*Text passage*:
** begin **
Subject RE: [firebird-support] Unicode
Author Svend Meyland Nicolaisen
> -----Original Message-----
> From: David Johnson [mailto:d_johnson@...]
> Sent: 11. april 2005 15:28
> To:
> Subject: RE: [firebird-support] Unicode
> > What will it take to make FireBird implement correct
> dictionary sort
> > orders and upper/lower case mappings? There must be some
> fundamental
> > problem since it hasn't been done yet or what?
> >
> 1. A java-like model that separates localization from character set
> 2. True multi-byte character support
> Dictionary collation is not straightforward because language
> and culture must be taken into account. In English, accents
> on characters are not meaningful. In other languages, they
> are often not just accents, but completely different
> characters (Å in norwegian and swedish). Swiss expect
> accented characters after the end of the alphabet, while
> Germans expect them inline. In German, "ss" and "ß" should
> be considered identical. Spanish (Spain) and Spanish
> (Mexico) have different collations. Etcetera.
> In English, the collation problem is easy. Once you
> internationalize, which is the intent of Unicode, it becomes
> more complex.
> Track down the standards documents. There is a lengthy
> description of how to build collation algorithms for unicode.
> The issue is not with any single collation, but that every
> country and culture has its own expectations.

Thank you for the explanation. :-)

> > I have no problems representing Unicode with widestrings in other
> > applications so as I've said with the correct character set
> > representation conversion it must be possible to use
> widestrings with FireBird.
** end **
*Required actions*:
a. Reproduce verbatim the passage of the Firebird Unicode thread from "Subject RE: [firebird-support]" up to and including "yet or what?".
b. Answer these questions using the Firebird Unicode thread:
(i) Where do the Swiss expect accented characters to be placed?
(ii) In German, which two spellings should be treated as identical?
(iii) In the final quoted lines, what is used to represent Unicode in other applications?

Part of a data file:
** begin **
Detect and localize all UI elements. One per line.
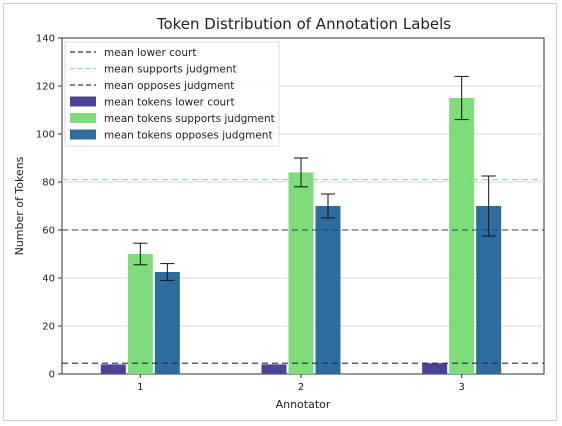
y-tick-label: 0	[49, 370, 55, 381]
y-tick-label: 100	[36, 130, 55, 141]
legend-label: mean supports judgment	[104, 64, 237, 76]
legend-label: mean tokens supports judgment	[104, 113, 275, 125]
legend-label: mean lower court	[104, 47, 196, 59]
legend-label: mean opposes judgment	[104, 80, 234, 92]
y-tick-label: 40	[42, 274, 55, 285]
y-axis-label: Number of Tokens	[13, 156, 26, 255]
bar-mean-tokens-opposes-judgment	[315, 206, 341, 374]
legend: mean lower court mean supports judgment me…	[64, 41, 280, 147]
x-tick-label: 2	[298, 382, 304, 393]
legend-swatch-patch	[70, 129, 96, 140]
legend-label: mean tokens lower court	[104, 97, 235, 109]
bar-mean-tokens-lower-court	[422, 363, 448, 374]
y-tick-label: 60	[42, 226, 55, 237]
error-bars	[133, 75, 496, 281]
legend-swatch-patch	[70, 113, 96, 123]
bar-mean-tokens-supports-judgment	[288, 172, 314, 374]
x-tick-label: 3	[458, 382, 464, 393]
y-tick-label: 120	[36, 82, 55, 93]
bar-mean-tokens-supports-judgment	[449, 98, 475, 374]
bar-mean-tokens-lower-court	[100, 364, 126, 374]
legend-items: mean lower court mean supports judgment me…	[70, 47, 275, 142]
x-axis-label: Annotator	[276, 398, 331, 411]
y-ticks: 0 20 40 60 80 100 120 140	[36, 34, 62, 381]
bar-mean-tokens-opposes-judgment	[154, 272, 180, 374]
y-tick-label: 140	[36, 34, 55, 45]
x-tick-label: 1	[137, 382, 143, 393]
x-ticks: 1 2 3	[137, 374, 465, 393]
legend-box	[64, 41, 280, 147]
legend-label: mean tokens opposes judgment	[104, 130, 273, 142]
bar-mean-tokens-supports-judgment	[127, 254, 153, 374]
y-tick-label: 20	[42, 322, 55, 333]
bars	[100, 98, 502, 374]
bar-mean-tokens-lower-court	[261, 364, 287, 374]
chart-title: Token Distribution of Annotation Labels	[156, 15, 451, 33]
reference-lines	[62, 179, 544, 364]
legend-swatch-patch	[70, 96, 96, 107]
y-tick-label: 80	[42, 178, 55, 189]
** end **
** begin **
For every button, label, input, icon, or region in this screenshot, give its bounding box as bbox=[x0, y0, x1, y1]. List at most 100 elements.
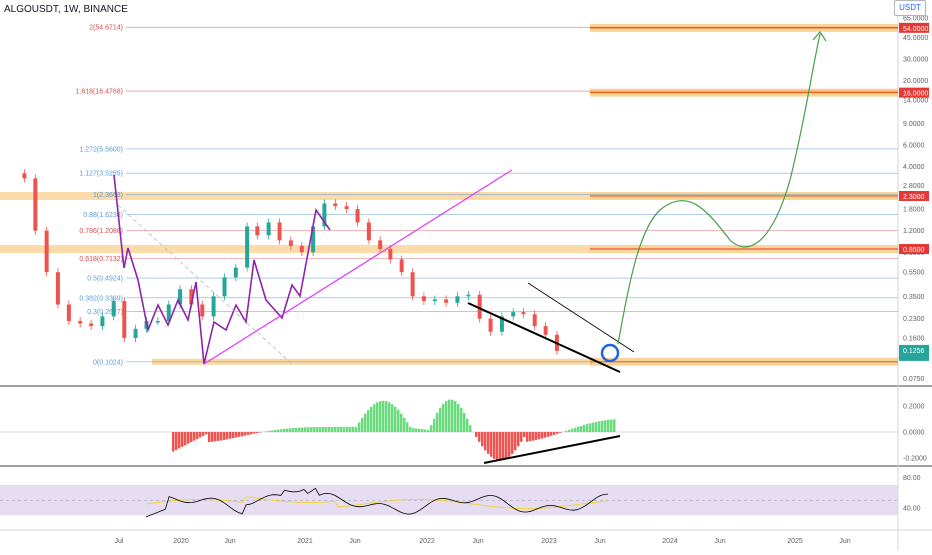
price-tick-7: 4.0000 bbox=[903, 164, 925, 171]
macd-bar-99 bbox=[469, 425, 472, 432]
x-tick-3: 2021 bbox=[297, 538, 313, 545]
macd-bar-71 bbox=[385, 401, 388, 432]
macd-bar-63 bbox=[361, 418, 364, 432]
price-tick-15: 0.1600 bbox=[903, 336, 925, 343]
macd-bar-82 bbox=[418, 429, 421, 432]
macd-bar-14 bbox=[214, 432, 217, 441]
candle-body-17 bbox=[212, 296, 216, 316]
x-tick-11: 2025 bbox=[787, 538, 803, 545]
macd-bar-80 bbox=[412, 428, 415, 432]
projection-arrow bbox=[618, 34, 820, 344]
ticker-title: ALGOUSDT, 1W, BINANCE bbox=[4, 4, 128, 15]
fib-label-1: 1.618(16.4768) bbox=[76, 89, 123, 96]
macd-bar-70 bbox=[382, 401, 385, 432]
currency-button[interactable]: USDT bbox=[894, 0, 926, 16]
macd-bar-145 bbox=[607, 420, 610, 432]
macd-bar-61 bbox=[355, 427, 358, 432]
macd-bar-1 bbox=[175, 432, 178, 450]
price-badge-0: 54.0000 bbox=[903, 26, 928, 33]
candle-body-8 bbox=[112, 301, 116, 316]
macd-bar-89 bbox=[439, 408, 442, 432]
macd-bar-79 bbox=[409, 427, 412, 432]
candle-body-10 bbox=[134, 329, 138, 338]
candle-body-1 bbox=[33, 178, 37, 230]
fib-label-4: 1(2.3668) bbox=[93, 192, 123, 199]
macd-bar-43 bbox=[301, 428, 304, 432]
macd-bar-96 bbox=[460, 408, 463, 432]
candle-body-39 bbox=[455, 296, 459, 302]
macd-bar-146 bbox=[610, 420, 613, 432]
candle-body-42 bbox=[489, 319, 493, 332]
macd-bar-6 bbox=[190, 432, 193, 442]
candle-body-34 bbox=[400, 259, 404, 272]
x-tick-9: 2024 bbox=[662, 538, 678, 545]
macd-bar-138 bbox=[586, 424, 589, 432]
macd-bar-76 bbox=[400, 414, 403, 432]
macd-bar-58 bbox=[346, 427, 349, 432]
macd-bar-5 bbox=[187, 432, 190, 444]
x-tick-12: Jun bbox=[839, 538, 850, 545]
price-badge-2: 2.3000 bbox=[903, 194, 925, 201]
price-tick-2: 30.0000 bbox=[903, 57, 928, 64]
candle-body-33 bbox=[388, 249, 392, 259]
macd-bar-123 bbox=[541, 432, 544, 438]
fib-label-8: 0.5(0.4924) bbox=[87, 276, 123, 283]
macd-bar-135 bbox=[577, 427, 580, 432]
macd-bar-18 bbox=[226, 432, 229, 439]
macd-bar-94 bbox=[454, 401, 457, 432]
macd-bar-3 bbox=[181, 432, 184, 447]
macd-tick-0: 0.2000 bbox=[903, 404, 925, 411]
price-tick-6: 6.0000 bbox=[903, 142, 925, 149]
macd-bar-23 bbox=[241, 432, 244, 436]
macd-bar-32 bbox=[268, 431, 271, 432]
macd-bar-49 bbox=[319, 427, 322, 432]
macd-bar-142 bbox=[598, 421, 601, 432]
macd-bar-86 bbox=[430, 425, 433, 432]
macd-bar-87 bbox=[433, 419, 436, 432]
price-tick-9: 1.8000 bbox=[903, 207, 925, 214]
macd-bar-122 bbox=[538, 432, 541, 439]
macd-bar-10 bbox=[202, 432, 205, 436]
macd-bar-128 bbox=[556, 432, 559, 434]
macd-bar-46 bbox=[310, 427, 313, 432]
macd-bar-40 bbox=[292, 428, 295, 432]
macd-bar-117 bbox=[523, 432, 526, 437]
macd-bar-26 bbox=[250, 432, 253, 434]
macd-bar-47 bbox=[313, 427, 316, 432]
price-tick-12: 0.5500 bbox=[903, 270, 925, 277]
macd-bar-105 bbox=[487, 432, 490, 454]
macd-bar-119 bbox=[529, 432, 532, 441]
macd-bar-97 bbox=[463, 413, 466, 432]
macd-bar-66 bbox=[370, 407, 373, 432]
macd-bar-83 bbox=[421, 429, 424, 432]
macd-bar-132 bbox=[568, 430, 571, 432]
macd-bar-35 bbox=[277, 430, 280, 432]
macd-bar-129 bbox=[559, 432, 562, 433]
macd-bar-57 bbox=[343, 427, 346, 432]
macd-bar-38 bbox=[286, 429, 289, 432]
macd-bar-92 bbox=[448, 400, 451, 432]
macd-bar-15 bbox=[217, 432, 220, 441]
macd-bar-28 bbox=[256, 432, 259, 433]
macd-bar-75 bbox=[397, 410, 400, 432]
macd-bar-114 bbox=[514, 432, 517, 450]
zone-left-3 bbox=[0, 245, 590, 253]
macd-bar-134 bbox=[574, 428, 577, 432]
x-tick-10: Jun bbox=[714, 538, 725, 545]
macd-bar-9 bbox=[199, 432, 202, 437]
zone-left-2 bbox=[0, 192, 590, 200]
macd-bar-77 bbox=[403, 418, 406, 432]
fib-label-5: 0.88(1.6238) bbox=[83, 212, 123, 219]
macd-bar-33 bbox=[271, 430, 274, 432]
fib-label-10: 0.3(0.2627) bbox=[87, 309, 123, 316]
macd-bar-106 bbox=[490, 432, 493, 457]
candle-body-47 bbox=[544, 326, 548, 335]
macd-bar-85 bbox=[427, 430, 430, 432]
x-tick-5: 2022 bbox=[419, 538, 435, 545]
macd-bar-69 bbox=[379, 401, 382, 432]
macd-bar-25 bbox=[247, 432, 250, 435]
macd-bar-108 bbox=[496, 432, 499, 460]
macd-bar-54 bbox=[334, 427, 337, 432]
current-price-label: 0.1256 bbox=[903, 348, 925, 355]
** end **
** begin **
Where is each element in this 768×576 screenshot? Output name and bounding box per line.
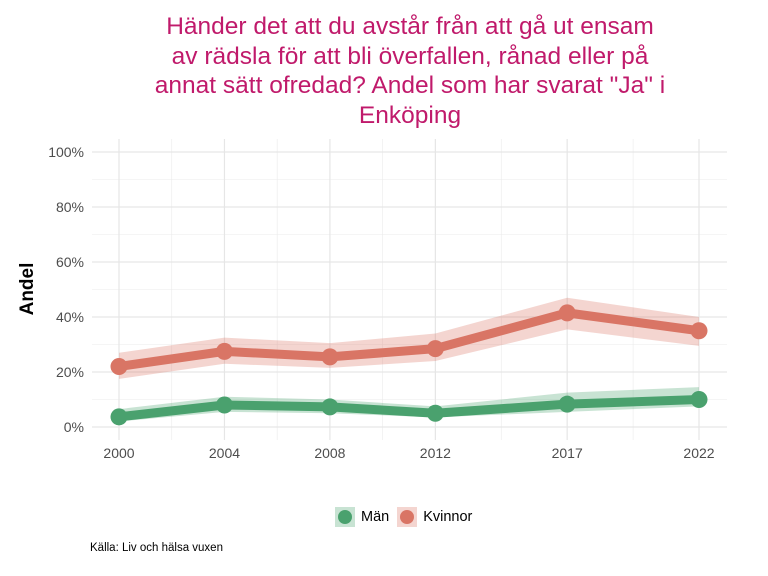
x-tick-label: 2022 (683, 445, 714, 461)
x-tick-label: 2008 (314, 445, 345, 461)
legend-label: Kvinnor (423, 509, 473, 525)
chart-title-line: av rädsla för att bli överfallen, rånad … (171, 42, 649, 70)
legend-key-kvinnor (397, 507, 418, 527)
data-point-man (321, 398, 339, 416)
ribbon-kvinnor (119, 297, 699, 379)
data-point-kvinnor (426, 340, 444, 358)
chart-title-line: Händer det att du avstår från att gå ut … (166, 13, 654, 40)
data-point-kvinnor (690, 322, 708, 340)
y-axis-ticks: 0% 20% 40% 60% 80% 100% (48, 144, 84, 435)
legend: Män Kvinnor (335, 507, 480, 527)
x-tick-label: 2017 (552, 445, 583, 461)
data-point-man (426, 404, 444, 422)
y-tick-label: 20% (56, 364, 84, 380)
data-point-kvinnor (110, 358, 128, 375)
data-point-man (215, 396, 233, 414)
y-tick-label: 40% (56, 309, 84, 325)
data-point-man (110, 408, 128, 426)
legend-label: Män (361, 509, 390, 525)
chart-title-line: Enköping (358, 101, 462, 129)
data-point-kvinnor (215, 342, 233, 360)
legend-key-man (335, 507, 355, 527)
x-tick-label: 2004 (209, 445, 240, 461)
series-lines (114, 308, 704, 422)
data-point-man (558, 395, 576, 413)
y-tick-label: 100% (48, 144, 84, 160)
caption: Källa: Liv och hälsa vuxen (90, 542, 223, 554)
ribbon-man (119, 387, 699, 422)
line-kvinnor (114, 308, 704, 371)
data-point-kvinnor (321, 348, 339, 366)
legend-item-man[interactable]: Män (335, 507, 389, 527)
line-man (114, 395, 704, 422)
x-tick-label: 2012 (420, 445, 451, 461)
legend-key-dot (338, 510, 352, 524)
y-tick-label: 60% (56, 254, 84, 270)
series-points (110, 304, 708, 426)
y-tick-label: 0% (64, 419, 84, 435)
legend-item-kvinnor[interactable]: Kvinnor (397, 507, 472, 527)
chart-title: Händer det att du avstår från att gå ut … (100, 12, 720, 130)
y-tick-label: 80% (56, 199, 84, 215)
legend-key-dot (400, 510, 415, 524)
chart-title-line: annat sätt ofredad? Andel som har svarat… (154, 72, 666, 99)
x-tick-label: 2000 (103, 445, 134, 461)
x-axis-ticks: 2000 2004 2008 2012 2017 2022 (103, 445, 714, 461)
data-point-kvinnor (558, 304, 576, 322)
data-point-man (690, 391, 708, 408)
** end **
*Written responses*:
a.
Subject RE: [firebird-support] Unicode
Author Svend Meyland Nicolaisen
> -----Original Message-----
> From: David Johnson [mailto:d_johnson@...]
> Sent: 11. april 2005 15:28
> To:
> Subject: RE: [firebird-support] Unicode
> > What will it take to make FireBird implement correct
> dictionary sort
> > orders and upper/lower case mappings? There must be some
> fundamental
> > problem since it hasn't been done yet or what?

b.
(i) After the end of the alphabet.
(ii) "ss" and "ß".
(iii) Widestrings.